Check each line of the listing, and copy it if it contains the word "this".
***** Rows *****
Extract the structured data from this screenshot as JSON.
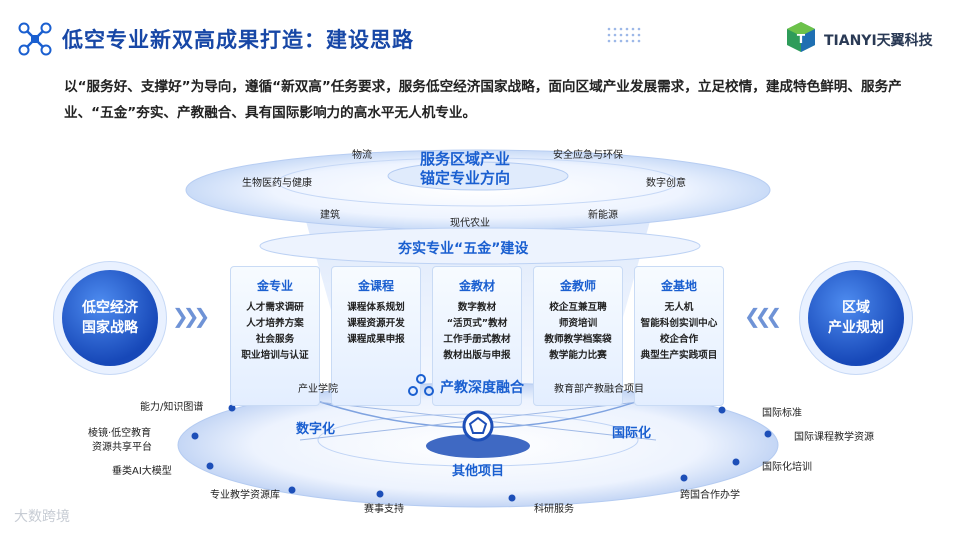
{
  "header": {
    "title": "低空专业新双高成果打造：建设思路",
    "brand": "TIANYI天翼科技"
  },
  "intro": "以“服务好、支撑好”为导向，遵循“新双高”任务要求，服务低空经济国家战略，面向区域产业发展需求，立足校情，建成特色鲜明、服务产业、“五金”夯实、产教融合、具有国际影响力的高水平无人机专业。",
  "top_disk": {
    "title_line1": "服务区域产业",
    "title_line2": "锚定专业方向",
    "labels": [
      "物流",
      "安全应急与环保",
      "生物医药与健康",
      "数字创意",
      "建筑",
      "现代农业",
      "新能源"
    ]
  },
  "middle": {
    "title": "夯实专业“五金”建设",
    "panels": [
      {
        "title": "金专业",
        "items": [
          "人才需求调研",
          "人才培养方案",
          "社会服务",
          "职业培训与认证"
        ]
      },
      {
        "title": "金课程",
        "items": [
          "课程体系规划",
          "课程资源开发",
          "课程成果申报"
        ]
      },
      {
        "title": "金教材",
        "items": [
          "数字教材",
          "“活页式”教材",
          "工作手册式教材",
          "教材出版与申报"
        ]
      },
      {
        "title": "金教师",
        "items": [
          "校企互兼互聘",
          "师资培训",
          "教师教学档案袋",
          "教学能力比赛"
        ]
      },
      {
        "title": "金基地",
        "items": [
          "无人机",
          "智能科创实训中心",
          "校企合作",
          "典型生产实践项目"
        ]
      }
    ]
  },
  "left_circle": {
    "line1": "低空经济",
    "line2": "国家战略"
  },
  "right_circle": {
    "line1": "区域",
    "line2": "产业规划"
  },
  "bottom_disk": {
    "title": "产教深度融合",
    "top_left": "产业学院",
    "top_right": "教育部产教融合项目",
    "left_title": "数字化",
    "right_title": "国际化",
    "center_title": "其他项目",
    "left_labels": [
      "能力/知识图谱",
      "棱镜·低空教育",
      "资源共享平台",
      "垂类AI大模型",
      "专业教学资源库"
    ],
    "right_labels": [
      "国际标准",
      "国际课程教学资源",
      "国际化培训",
      "跨国合作办学"
    ],
    "bottom_labels": [
      "赛事支持",
      "科研服务"
    ]
  },
  "watermark": "大数跨境",
  "colors": {
    "primary": "#1a5fd0",
    "dark_blue": "#1747a6",
    "panel_border": "#c9dbf5"
  }
}
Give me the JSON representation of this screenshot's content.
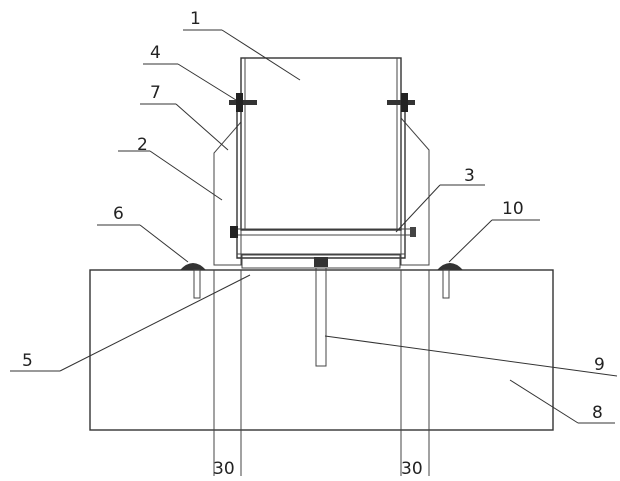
{
  "callouts": [
    {
      "id": "1",
      "text": "1"
    },
    {
      "id": "2",
      "text": "2"
    },
    {
      "id": "3",
      "text": "3"
    },
    {
      "id": "4",
      "text": "4"
    },
    {
      "id": "5",
      "text": "5"
    },
    {
      "id": "6",
      "text": "6"
    },
    {
      "id": "7",
      "text": "7"
    },
    {
      "id": "8",
      "text": "8"
    },
    {
      "id": "9",
      "text": "9"
    },
    {
      "id": "10",
      "text": "10"
    }
  ],
  "dimensions": {
    "left": "30",
    "right": "30"
  },
  "colors": {
    "line": "#333333",
    "hatch": "#555555",
    "background": "#ffffff"
  }
}
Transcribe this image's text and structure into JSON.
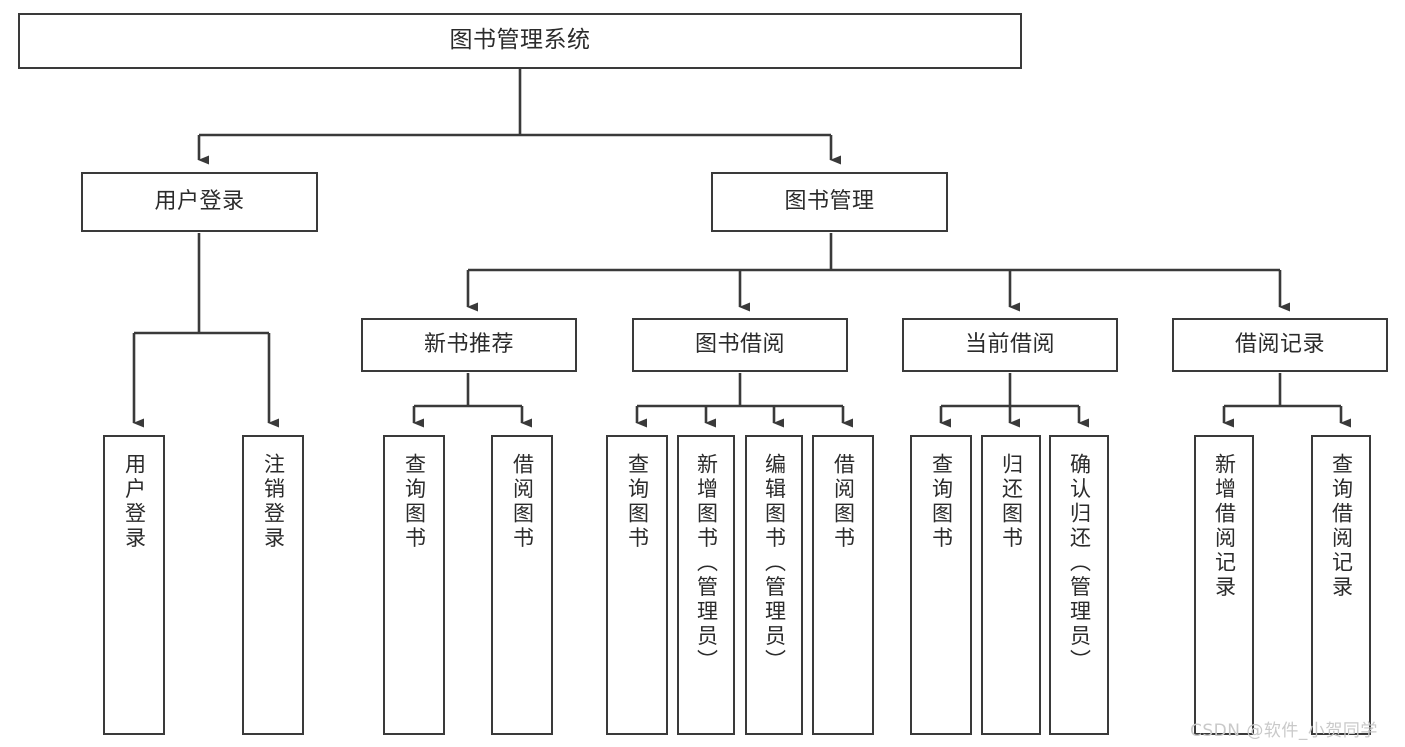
*****
Complete output ::
Extract the structured data from this screenshot as JSON.
Give me the JSON representation of this screenshot's content.
Transcribe this image's text and structure into JSON.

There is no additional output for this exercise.